Raw records
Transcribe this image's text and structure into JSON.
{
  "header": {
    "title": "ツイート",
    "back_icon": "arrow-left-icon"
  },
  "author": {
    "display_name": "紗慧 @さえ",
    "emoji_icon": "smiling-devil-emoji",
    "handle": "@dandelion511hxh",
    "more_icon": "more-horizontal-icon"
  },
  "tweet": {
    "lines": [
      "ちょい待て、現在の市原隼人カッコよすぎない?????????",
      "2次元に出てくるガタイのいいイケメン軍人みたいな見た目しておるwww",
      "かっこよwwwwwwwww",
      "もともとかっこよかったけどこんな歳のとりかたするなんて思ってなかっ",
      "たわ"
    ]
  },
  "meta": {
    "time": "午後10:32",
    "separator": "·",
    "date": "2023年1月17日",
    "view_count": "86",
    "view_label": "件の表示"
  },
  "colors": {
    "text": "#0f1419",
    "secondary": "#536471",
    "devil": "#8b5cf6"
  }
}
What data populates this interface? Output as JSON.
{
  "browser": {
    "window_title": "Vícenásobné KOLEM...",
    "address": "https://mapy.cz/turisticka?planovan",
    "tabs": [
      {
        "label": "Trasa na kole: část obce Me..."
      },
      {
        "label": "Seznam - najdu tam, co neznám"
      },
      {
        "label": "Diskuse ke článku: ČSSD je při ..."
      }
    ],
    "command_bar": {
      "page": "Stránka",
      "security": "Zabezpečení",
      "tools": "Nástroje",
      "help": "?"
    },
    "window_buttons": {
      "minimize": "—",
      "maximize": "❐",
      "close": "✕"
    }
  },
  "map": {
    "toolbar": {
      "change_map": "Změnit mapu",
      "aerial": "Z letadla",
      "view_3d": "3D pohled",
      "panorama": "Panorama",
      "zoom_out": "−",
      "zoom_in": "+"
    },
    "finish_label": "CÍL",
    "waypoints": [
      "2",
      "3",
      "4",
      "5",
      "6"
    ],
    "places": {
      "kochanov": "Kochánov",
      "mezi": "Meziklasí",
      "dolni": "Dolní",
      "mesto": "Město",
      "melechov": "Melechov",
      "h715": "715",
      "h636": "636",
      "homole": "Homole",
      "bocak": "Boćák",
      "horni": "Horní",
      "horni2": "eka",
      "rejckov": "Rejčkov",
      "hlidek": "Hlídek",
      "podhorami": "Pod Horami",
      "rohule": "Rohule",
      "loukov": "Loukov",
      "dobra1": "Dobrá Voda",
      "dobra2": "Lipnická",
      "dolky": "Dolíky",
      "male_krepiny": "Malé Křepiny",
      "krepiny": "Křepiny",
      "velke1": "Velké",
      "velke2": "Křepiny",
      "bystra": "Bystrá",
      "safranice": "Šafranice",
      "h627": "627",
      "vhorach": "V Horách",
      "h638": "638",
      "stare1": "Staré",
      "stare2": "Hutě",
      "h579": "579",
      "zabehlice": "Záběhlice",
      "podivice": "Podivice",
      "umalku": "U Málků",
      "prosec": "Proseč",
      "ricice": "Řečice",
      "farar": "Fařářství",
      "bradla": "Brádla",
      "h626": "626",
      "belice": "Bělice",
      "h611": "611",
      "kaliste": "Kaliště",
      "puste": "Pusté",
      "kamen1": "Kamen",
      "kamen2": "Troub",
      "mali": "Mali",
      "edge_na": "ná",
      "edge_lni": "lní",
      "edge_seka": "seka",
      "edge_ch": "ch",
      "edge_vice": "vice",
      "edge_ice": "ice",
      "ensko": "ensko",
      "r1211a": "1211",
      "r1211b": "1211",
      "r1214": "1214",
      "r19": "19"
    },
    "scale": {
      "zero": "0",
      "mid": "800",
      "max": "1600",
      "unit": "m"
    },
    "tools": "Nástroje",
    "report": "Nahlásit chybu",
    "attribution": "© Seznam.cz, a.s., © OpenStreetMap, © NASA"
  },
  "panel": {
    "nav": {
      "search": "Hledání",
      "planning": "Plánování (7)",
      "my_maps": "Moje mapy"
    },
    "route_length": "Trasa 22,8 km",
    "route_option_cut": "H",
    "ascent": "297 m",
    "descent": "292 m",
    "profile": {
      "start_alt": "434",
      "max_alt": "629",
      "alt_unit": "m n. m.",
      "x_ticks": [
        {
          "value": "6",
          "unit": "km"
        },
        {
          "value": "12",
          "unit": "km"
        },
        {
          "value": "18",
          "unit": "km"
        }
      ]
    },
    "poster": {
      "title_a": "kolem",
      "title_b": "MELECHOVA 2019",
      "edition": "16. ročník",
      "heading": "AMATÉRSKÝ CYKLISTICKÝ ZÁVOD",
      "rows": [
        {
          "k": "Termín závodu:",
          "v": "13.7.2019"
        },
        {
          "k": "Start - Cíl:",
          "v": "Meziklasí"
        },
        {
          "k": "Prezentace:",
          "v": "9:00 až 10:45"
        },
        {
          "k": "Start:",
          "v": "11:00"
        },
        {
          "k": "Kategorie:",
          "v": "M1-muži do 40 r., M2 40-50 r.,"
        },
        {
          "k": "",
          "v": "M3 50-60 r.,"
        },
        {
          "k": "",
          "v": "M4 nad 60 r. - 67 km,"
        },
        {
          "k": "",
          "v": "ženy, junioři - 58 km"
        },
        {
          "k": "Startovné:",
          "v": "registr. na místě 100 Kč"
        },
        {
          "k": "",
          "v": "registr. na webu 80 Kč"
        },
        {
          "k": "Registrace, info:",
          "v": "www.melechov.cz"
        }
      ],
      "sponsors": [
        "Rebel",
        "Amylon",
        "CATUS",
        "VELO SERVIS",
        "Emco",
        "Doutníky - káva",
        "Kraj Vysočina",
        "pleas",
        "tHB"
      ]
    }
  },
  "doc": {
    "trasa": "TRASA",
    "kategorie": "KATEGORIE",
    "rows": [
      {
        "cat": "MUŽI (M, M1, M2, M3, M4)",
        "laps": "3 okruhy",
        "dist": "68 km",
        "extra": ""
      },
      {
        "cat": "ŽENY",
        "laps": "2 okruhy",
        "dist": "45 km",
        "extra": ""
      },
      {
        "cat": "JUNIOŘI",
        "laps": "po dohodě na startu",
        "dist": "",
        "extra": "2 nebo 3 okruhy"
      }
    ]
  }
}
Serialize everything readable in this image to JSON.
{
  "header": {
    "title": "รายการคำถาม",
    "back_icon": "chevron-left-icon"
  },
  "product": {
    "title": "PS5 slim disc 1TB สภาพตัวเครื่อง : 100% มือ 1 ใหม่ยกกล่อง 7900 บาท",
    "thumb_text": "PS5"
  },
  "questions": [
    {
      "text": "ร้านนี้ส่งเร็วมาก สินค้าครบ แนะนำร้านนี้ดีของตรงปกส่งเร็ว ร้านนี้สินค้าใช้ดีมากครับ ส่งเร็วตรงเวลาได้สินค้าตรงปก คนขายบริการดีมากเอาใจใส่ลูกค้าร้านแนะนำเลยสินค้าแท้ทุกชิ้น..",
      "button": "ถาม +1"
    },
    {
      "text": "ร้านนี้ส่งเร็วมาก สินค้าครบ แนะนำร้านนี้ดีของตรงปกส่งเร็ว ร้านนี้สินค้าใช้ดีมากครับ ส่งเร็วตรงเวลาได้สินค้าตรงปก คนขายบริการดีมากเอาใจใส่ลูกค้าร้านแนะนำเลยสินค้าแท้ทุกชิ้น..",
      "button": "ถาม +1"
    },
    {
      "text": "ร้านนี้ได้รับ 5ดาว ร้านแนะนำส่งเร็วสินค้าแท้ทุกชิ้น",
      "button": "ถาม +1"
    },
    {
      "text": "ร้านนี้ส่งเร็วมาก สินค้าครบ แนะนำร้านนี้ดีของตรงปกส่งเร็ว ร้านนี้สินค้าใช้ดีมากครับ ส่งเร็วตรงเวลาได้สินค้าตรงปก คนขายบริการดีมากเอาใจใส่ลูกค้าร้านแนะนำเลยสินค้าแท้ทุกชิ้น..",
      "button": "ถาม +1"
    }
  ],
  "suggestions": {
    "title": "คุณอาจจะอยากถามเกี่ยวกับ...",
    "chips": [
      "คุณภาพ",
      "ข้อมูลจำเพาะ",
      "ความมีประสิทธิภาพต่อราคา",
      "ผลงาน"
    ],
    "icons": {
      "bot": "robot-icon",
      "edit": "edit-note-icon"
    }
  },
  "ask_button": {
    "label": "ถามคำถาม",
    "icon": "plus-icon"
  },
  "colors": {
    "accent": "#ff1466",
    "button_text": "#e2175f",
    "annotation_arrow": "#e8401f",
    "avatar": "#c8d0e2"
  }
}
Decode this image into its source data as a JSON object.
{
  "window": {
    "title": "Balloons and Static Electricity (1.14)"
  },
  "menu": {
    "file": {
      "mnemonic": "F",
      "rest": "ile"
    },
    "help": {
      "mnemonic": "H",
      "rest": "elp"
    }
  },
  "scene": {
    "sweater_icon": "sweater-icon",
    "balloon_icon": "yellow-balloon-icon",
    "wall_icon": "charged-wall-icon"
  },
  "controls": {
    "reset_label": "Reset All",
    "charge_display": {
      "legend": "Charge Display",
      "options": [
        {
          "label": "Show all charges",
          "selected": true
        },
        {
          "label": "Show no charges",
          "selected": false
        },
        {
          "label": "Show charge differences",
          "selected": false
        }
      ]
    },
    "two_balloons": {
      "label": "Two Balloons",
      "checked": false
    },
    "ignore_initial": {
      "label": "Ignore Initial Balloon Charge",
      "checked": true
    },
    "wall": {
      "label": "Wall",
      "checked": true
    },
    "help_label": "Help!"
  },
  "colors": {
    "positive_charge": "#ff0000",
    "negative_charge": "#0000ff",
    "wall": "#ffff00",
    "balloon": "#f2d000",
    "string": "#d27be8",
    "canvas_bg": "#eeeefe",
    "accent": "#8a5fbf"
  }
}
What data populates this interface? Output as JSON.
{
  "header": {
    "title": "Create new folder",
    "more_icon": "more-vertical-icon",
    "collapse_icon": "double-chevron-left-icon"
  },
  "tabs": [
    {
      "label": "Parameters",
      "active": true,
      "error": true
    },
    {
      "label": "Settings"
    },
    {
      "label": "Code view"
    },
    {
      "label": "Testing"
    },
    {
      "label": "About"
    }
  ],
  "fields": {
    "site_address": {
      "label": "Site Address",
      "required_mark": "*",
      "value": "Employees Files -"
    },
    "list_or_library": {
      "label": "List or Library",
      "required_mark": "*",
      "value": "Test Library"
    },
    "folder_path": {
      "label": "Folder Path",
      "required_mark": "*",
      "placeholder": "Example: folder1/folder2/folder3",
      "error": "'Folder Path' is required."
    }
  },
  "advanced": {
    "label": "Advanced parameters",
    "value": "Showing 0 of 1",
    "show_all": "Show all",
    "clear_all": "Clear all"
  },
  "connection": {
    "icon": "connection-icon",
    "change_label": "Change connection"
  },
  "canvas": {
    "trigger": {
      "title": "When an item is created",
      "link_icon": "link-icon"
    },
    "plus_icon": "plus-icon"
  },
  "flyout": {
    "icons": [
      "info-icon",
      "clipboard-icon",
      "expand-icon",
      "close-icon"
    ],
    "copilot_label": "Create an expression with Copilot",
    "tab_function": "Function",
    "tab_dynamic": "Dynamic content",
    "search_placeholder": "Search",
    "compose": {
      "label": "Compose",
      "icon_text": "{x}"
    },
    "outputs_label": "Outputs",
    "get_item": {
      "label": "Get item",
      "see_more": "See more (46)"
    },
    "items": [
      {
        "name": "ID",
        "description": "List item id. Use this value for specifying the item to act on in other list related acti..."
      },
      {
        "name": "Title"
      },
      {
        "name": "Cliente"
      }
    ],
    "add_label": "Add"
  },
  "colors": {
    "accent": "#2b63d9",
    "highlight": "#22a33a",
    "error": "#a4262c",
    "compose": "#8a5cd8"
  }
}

» **TASK PROMPT**: Copy out each line of the data containing the string "connection".

» **WRITTEN RESPONSE**:
  "connection": {
    "icon": "connection-icon",
    "change_label": "Change connection"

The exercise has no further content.